> **Recorded information**
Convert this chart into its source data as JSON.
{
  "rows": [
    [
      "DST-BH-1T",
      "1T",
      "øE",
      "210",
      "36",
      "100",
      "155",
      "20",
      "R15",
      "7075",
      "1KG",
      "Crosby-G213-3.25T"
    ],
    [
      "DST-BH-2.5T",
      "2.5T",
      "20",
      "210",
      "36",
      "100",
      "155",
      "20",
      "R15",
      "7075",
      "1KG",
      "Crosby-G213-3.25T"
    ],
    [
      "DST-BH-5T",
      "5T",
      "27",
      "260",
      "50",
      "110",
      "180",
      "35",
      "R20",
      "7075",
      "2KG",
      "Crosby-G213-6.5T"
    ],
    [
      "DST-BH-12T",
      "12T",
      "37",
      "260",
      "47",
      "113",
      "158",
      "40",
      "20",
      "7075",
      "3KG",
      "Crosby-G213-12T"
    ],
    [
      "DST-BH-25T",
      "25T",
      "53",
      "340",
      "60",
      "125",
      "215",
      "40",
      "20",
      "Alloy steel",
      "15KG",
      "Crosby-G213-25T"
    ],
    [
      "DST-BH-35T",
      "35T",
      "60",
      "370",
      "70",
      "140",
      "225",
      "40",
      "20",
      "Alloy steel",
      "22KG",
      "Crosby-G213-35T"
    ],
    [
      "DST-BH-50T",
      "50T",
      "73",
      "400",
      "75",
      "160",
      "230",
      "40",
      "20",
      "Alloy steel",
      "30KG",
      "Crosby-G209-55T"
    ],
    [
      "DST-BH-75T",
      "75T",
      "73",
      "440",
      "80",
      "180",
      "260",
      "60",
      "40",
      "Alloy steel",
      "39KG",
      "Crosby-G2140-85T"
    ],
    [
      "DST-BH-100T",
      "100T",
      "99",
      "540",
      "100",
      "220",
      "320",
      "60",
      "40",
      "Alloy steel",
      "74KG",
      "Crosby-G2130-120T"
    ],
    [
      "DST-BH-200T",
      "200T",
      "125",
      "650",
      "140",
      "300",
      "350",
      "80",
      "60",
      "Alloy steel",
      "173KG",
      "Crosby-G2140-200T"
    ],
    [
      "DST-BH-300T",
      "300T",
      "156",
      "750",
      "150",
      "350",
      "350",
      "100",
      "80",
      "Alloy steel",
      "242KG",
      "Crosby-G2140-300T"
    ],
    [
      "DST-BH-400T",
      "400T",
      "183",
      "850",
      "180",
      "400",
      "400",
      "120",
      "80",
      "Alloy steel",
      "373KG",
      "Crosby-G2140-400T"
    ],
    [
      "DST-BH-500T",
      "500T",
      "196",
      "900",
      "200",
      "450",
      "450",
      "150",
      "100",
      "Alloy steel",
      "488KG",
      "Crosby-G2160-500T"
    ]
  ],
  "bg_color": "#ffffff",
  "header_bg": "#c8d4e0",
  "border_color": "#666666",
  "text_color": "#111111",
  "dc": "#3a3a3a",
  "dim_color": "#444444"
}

> **What you will do**
Above are the records; retype every one exactly.

> **Full response**
Convert this chart into its source data as JSON.
{
  "rows": [
    [
      "DST-BH-1T",
      "1T",
      "øE",
      "210",
      "36",
      "100",
      "155",
      "20",
      "R15",
      "7075",
      "1KG",
      "Crosby-G213-3.25T"
    ],
    [
      "DST-BH-2.5T",
      "2.5T",
      "20",
      "210",
      "36",
      "100",
      "155",
      "20",
      "R15",
      "7075",
      "1KG",
      "Crosby-G213-3.25T"
    ],
    [
      "DST-BH-5T",
      "5T",
      "27",
      "260",
      "50",
      "110",
      "180",
      "35",
      "R20",
      "7075",
      "2KG",
      "Crosby-G213-6.5T"
    ],
    [
      "DST-BH-12T",
      "12T",
      "37",
      "260",
      "47",
      "113",
      "158",
      "40",
      "20",
      "7075",
      "3KG",
      "Crosby-G213-12T"
    ],
    [
      "DST-BH-25T",
      "25T",
      "53",
      "340",
      "60",
      "125",
      "215",
      "40",
      "20",
      "Alloy steel",
      "15KG",
      "Crosby-G213-25T"
    ],
    [
      "DST-BH-35T",
      "35T",
      "60",
      "370",
      "70",
      "140",
      "225",
      "40",
      "20",
      "Alloy steel",
      "22KG",
      "Crosby-G213-35T"
    ],
    [
      "DST-BH-50T",
      "50T",
      "73",
      "400",
      "75",
      "160",
      "230",
      "40",
      "20",
      "Alloy steel",
      "30KG",
      "Crosby-G209-55T"
    ],
    [
      "DST-BH-75T",
      "75T",
      "73",
      "440",
      "80",
      "180",
      "260",
      "60",
      "40",
      "Alloy steel",
      "39KG",
      "Crosby-G2140-85T"
    ],
    [
      "DST-BH-100T",
      "100T",
      "99",
      "540",
      "100",
      "220",
      "320",
      "60",
      "40",
      "Alloy steel",
      "74KG",
      "Crosby-G2130-120T"
    ],
    [
      "DST-BH-200T",
      "200T",
      "125",
      "650",
      "140",
      "300",
      "350",
      "80",
      "60",
      "Alloy steel",
      "173KG",
      "Crosby-G2140-200T"
    ],
    [
      "DST-BH-300T",
      "300T",
      "156",
      "750",
      "150",
      "350",
      "350",
      "100",
      "80",
      "Alloy steel",
      "242KG",
      "Crosby-G2140-300T"
    ],
    [
      "DST-BH-400T",
      "400T",
      "183",
      "850",
      "180",
      "400",
      "400",
      "120",
      "80",
      "Alloy steel",
      "373KG",
      "Crosby-G2140-400T"
    ],
    [
      "DST-BH-500T",
      "500T",
      "196",
      "900",
      "200",
      "450",
      "450",
      "150",
      "100",
      "Alloy steel",
      "488KG",
      "Crosby-G2160-500T"
    ]
  ],
  "bg_color": "#ffffff",
  "header_bg": "#c8d4e0",
  "border_color": "#666666",
  "text_color": "#111111",
  "dc": "#3a3a3a",
  "dim_color": "#444444"
}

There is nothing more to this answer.